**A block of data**
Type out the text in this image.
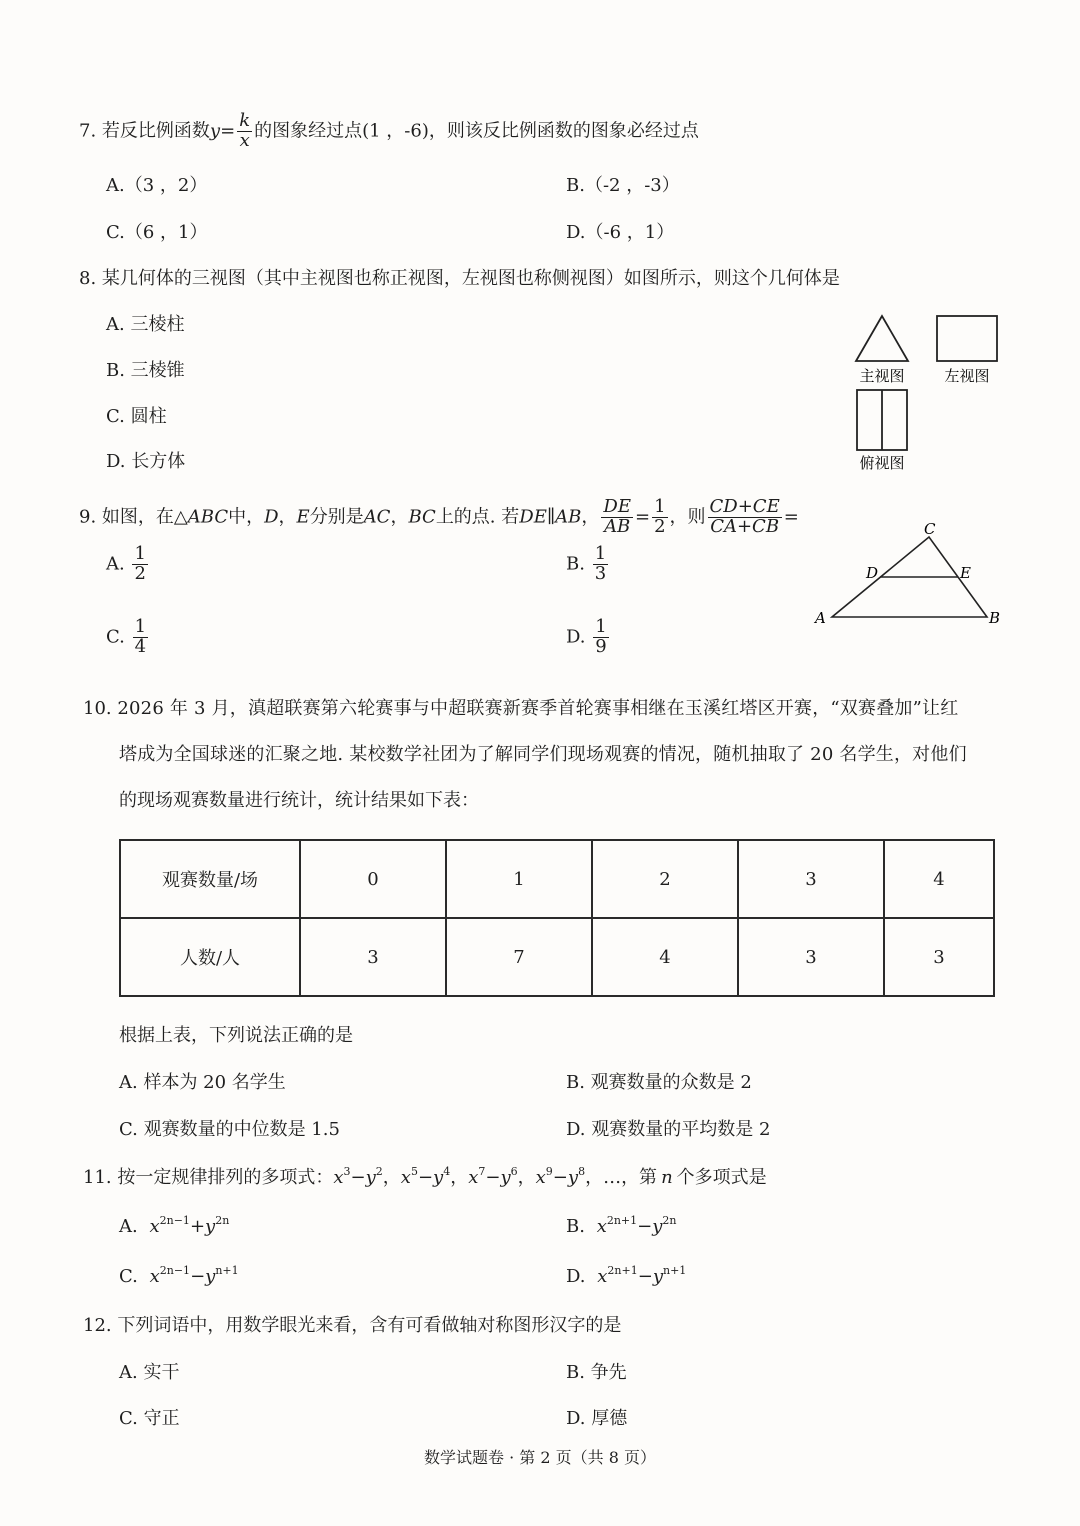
7. 若反比例函数$y= \frac{k}{x}$ 的图象经过点(1 ，-6)，则该反比例函数的图象必经过点
A.（3 ，2）	B.（-2 ，-3）
C.（6 ，1）	D.（-6 ，1）
8. 某几何体的三视图（其中主视图也称正视图，左视图也称侧视图）如图所示，则这个几何体是
A. 三棱柱
B. 三棱锥
C. 圆柱
D. 长方体
主视图	左视图
俯视图
9. 如图，在△ABC中，D，E分别是AC，BC上的点. 若DE∥AB， $\frac{DE}{AB} = \frac{1}{2}$ ，则 $\frac{CD+CE}{CA+CB}$ =
A. $\frac{1}{2}$	B. $\frac{1}{3}$
C. $\frac{1}{4}$	D. $\frac{1}{9}$	A	B
C
D	E
10. 2026 年 3 月，滇超联赛第六轮赛事与中超联赛新赛季首轮赛事相继在玉溪红塔区开赛，“双赛叠加”让红
塔成为全国球迷的汇聚之地. 某校数学社团为了解同学们现场观赛的情况，随机抽取了 20 名学生，对他们
的现场观赛数量进行统计，统计结果如下表：
观赛数量/场	0	1	2	3	4
人数/人	3	7	4	3	3
根据上表，下列说法正确的是
A. 样本为 20 名学生	B. 观赛数量的众数是 2
C. 观赛数量的中位数是 1.5	D. 观赛数量的平均数是 2
11. 按一定规律排列的多项式：$x^3-y^2$，$x^5-y^4$，$x^7-y^6$，$x^9-y^8$，…，第 n 个多项式是
A. $x^{2n-1}+y^{2n}$	B. $x^{2n+1}-y^{2n}$
C. $x^{2n-1}-y^{n+1}$	D. $x^{2n+1}-y^{n+1}$
12. 下列词语中，用数学眼光来看，含有可看做轴对称图形汉字的是
A. 实干	B. 争先
C. 守正	D. 厚德
数学试题卷 · 第 2 页（共 8 页）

**Task prompt**
Which lines contain the word "frac"? Copy each one.

**Reply to the exercise**
7. 若反比例函数$y= \frac{k}{x}$ 的图象经过点(1 ，-6)，则该反比例函数的图象必经过点
9. 如图，在△ABC中，D，E分别是AC，BC上的点. 若DE∥AB， $\frac{DE}{AB} = \frac{1}{2}$ ，则 $\frac{CD+CE}{CA+CB}$ =
A. $\frac{1}{2}$	B. $\frac{1}{3}$
C. $\frac{1}{4}$	D. $\frac{1}{9}$	A	B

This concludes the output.